### [EXERCISE AIM]
Restate the whole listing word for word. Pictures are left out.

***** DATA SHOWN

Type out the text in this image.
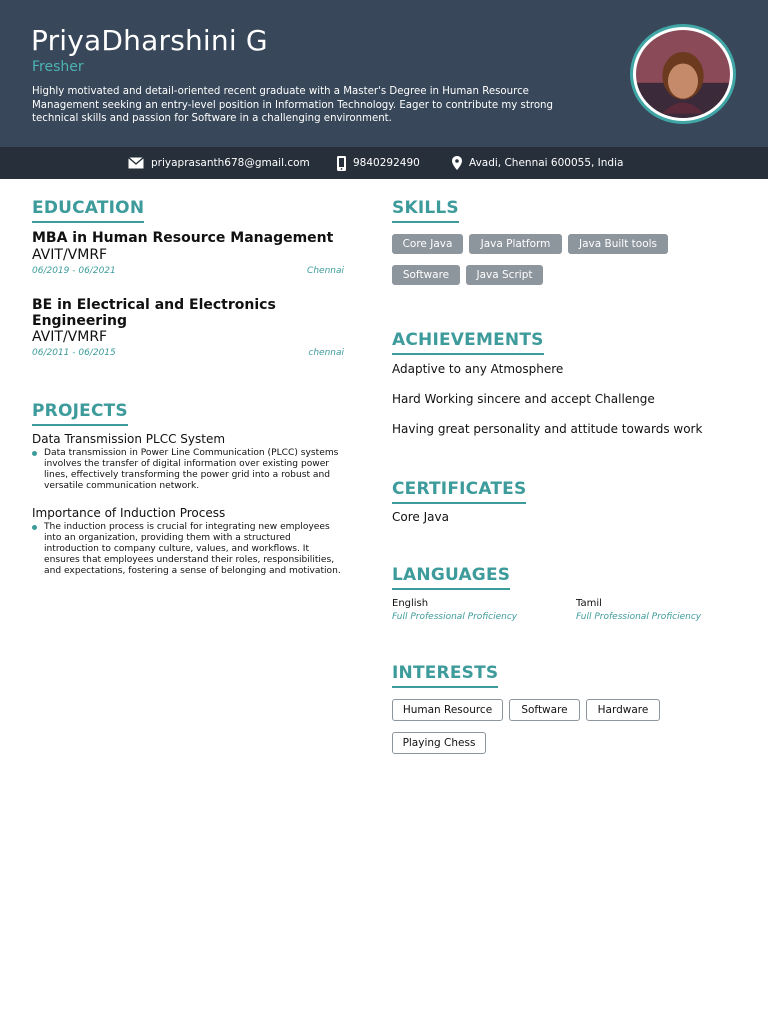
PriyaDharshini G
Fresher
Highly motivated and detail-oriented recent graduate with a Master's Degree in Human Resource Management seeking an entry-level position in Information Technology. Eager to contribute my strong technical skills and passion for Software in a challenging environment.
priyaprasanth678@gmail.com	9840292490	Avadi, Chennai 600055, India
EDUCATION
MBA in Human Resource Management
AVIT/VMRF
06/2019 - 06/2021	Chennai
BE in Electrical and Electronics Engineering
AVIT/VMRF
06/2011 - 06/2015	chennai
PROJECTS
Data Transmission PLCC System
Data transmission in Power Line Communication (PLCC) systems involves the transfer of digital information over existing power lines, effectively transforming the power grid into a robust and versatile communication network.
Importance of Induction Process
The induction process is crucial for integrating new employees into an organization, providing them with a structured introduction to company culture, values, and workflows. It ensures that employees understand their roles, responsibilities, and expectations, fostering a sense of belonging and motivation.
SKILLS
Core Java	Java Platform	Java Built tools
Software	Java Script
ACHIEVEMENTS
Adaptive to any Atmosphere
Hard Working sincere and accept Challenge
Having great personality and attitude towards work
CERTIFICATES
Core Java
LANGUAGES
English
Full Professional Proficiency
Tamil
Full Professional Proficiency
INTERESTS
Human Resource	Software	Hardware
Playing Chess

**********

### [ANSWER TO THIS EXERCISE]
Type out the text in this image.
PriyaDharshini G
Fresher
Highly motivated and detail-oriented recent graduate with a Master's Degree in Human Resource Management seeking an entry-level position in Information Technology. Eager to contribute my strong technical skills and passion for Software in a challenging environment.
priyaprasanth678@gmail.com	9840292490	Avadi, Chennai 600055, India
EDUCATION
MBA in Human Resource Management
AVIT/VMRF
06/2019 - 06/2021	Chennai
BE in Electrical and Electronics Engineering
AVIT/VMRF
06/2011 - 06/2015	chennai
PROJECTS
Data Transmission PLCC System
Data transmission in Power Line Communication (PLCC) systems involves the transfer of digital information over existing power lines, effectively transforming the power grid into a robust and versatile communication network.
Importance of Induction Process
The induction process is crucial for integrating new employees into an organization, providing them with a structured introduction to company culture, values, and workflows. It ensures that employees understand their roles, responsibilities, and expectations, fostering a sense of belonging and motivation.
SKILLS
Core Java	Java Platform	Java Built tools
Software	Java Script
ACHIEVEMENTS
Adaptive to any Atmosphere
Hard Working sincere and accept Challenge
Having great personality and attitude towards work
CERTIFICATES
Core Java
LANGUAGES
English
Full Professional Proficiency
Tamil
Full Professional Proficiency
INTERESTS
Human Resource	Software	Hardware
Playing Chess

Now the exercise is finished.